Information shown:
==============================

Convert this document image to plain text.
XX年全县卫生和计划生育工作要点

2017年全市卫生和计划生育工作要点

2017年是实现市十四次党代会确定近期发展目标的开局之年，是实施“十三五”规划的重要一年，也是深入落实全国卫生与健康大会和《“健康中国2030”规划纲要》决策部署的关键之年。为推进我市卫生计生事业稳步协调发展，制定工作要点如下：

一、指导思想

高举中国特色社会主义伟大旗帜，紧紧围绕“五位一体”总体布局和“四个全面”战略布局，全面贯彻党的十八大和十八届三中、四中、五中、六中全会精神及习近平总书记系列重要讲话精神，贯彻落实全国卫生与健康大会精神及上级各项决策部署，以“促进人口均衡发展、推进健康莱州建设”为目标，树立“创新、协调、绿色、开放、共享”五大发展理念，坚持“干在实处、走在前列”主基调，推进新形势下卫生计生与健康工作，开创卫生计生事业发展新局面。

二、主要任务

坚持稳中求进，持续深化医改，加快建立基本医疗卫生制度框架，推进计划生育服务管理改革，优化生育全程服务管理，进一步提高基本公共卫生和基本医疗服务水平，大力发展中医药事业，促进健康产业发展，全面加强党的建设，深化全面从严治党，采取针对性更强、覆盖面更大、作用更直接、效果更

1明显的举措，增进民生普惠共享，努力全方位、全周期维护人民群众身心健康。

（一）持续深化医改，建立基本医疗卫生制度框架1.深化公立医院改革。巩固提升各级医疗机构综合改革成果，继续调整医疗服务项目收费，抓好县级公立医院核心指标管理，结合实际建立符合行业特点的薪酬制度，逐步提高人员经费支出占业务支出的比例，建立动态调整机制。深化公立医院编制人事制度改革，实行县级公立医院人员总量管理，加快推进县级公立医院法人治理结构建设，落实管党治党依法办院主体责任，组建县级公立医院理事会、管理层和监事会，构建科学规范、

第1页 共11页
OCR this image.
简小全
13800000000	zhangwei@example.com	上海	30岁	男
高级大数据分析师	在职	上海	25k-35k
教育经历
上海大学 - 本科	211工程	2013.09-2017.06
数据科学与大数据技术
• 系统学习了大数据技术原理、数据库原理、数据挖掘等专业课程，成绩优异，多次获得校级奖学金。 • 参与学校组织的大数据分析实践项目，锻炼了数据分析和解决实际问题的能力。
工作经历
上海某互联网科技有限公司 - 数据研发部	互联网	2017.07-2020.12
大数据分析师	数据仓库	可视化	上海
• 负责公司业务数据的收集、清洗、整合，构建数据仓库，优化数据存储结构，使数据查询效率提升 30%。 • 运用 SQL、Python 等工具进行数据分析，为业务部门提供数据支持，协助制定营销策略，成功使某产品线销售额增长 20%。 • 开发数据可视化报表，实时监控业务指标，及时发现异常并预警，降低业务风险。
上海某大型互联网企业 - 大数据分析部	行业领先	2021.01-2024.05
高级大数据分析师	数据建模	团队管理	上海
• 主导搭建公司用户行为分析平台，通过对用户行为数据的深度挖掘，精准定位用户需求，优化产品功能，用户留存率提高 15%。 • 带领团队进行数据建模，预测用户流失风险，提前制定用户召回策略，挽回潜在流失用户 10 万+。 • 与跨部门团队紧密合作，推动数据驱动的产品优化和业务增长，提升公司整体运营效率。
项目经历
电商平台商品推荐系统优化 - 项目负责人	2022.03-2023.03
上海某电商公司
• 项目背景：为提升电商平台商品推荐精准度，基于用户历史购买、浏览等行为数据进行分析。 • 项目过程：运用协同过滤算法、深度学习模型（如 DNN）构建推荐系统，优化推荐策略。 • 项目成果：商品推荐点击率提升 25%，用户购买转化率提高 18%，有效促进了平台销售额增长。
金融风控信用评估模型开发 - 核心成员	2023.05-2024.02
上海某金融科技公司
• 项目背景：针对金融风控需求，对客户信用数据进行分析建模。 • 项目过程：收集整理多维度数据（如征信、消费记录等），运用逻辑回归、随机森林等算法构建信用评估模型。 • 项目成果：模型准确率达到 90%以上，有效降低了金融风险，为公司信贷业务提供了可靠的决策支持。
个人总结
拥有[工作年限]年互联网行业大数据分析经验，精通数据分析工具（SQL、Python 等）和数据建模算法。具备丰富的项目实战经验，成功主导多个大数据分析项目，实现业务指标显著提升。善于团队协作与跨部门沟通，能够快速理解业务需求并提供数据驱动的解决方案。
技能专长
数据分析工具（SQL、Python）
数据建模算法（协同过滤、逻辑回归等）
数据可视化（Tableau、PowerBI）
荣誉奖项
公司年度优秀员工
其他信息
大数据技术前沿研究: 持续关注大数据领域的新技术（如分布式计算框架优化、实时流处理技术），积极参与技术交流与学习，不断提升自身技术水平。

==============================

Exercise requirements:
Give back each line above precisely as it stands.

Correct result:
Convert this document image to plain text.
XX年全县卫生和计划生育工作要点

2017年全市卫生和计划生育工作要点

2017年是实现市十四次党代会确定近期发展目标的开局之年，是实施“十三五”规划的重要一年，也是深入落实全国卫生与健康大会和《“健康中国2030”规划纲要》决策部署的关键之年。为推进我市卫生计生事业稳步协调发展，制定工作要点如下：

一、指导思想

高举中国特色社会主义伟大旗帜，紧紧围绕“五位一体”总体布局和“四个全面”战略布局，全面贯彻党的十八大和十八届三中、四中、五中、六中全会精神及习近平总书记系列重要讲话精神，贯彻落实全国卫生与健康大会精神及上级各项决策部署，以“促进人口均衡发展、推进健康莱州建设”为目标，树立“创新、协调、绿色、开放、共享”五大发展理念，坚持“干在实处、走在前列”主基调，推进新形势下卫生计生与健康工作，开创卫生计生事业发展新局面。

二、主要任务

坚持稳中求进，持续深化医改，加快建立基本医疗卫生制度框架，推进计划生育服务管理改革，优化生育全程服务管理，进一步提高基本公共卫生和基本医疗服务水平，大力发展中医药事业，促进健康产业发展，全面加强党的建设，深化全面从严治党，采取针对性更强、覆盖面更大、作用更直接、效果更

1明显的举措，增进民生普惠共享，努力全方位、全周期维护人民群众身心健康。

（一）持续深化医改，建立基本医疗卫生制度框架1.深化公立医院改革。巩固提升各级医疗机构综合改革成果，继续调整医疗服务项目收费，抓好县级公立医院核心指标管理，结合实际建立符合行业特点的薪酬制度，逐步提高人员经费支出占业务支出的比例，建立动态调整机制。深化公立医院编制人事制度改革，实行县级公立医院人员总量管理，加快推进县级公立医院法人治理结构建设，落实管党治党依法办院主体责任，组建县级公立医院理事会、管理层和监事会，构建科学规范、

第1页 共11页
OCR this image.
简小全
13800000000	zhangwei@example.com	上海	30岁	男
高级大数据分析师	在职	上海	25k-35k
教育经历
上海大学 - 本科	211工程	2013.09-2017.06
数据科学与大数据技术
• 系统学习了大数据技术原理、数据库原理、数据挖掘等专业课程，成绩优异，多次获得校级奖学金。 • 参与学校组织的大数据分析实践项目，锻炼了数据分析和解决实际问题的能力。
工作经历
上海某互联网科技有限公司 - 数据研发部	互联网	2017.07-2020.12
大数据分析师	数据仓库	可视化	上海
• 负责公司业务数据的收集、清洗、整合，构建数据仓库，优化数据存储结构，使数据查询效率提升 30%。 • 运用 SQL、Python 等工具进行数据分析，为业务部门提供数据支持，协助制定营销策略，成功使某产品线销售额增长 20%。 • 开发数据可视化报表，实时监控业务指标，及时发现异常并预警，降低业务风险。
上海某大型互联网企业 - 大数据分析部	行业领先	2021.01-2024.05
高级大数据分析师	数据建模	团队管理	上海
• 主导搭建公司用户行为分析平台，通过对用户行为数据的深度挖掘，精准定位用户需求，优化产品功能，用户留存率提高 15%。 • 带领团队进行数据建模，预测用户流失风险，提前制定用户召回策略，挽回潜在流失用户 10 万+。 • 与跨部门团队紧密合作，推动数据驱动的产品优化和业务增长，提升公司整体运营效率。
项目经历
电商平台商品推荐系统优化 - 项目负责人	2022.03-2023.03
上海某电商公司
• 项目背景：为提升电商平台商品推荐精准度，基于用户历史购买、浏览等行为数据进行分析。 • 项目过程：运用协同过滤算法、深度学习模型（如 DNN）构建推荐系统，优化推荐策略。 • 项目成果：商品推荐点击率提升 25%，用户购买转化率提高 18%，有效促进了平台销售额增长。
金融风控信用评估模型开发 - 核心成员	2023.05-2024.02
上海某金融科技公司
• 项目背景：针对金融风控需求，对客户信用数据进行分析建模。 • 项目过程：收集整理多维度数据（如征信、消费记录等），运用逻辑回归、随机森林等算法构建信用评估模型。 • 项目成果：模型准确率达到 90%以上，有效降低了金融风险，为公司信贷业务提供了可靠的决策支持。
个人总结
拥有[工作年限]年互联网行业大数据分析经验，精通数据分析工具（SQL、Python 等）和数据建模算法。具备丰富的项目实战经验，成功主导多个大数据分析项目，实现业务指标显著提升。善于团队协作与跨部门沟通，能够快速理解业务需求并提供数据驱动的解决方案。
技能专长
数据分析工具（SQL、Python）
数据建模算法（协同过滤、逻辑回归等）
数据可视化（Tableau、PowerBI）
荣誉奖项
公司年度优秀员工
其他信息
大数据技术前沿研究: 持续关注大数据领域的新技术（如分布式计算框架优化、实时流处理技术），积极参与技术交流与学习，不断提升自身技术水平。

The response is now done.